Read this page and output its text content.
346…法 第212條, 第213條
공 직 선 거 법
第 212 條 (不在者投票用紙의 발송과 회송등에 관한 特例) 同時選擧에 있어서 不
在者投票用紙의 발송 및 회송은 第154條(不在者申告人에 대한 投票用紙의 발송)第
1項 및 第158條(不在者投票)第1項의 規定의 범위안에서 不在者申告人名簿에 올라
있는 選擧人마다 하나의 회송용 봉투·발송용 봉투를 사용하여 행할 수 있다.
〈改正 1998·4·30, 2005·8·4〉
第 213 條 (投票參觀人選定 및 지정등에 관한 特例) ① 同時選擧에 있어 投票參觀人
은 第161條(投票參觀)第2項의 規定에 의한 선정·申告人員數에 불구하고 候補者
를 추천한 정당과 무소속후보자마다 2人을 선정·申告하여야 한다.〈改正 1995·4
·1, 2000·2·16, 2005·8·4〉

* OBJECTIVE:
Every line of the material must be returned exactly as it appears.

* EXPECTED ANSWER:
Read this page and output its text content.
346…法 第212條, 第213條
공 직 선 거 법
第 212 條 (不在者投票用紙의 발송과 회송등에 관한 特例) 同時選擧에 있어서 不
在者投票用紙의 발송 및 회송은 第154條(不在者申告人에 대한 投票用紙의 발송)第
1項 및 第158條(不在者投票)第1項의 規定의 범위안에서 不在者申告人名簿에 올라
있는 選擧人마다 하나의 회송용 봉투·발송용 봉투를 사용하여 행할 수 있다.
〈改正 1998·4·30, 2005·8·4〉
第 213 條 (投票參觀人選定 및 지정등에 관한 特例) ① 同時選擧에 있어 投票參觀人
은 第161條(投票參觀)第2項의 規定에 의한 선정·申告人員數에 불구하고 候補者
를 추천한 정당과 무소속후보자마다 2人을 선정·申告하여야 한다.〈改正 1995·4
·1, 2000·2·16, 2005·8·4〉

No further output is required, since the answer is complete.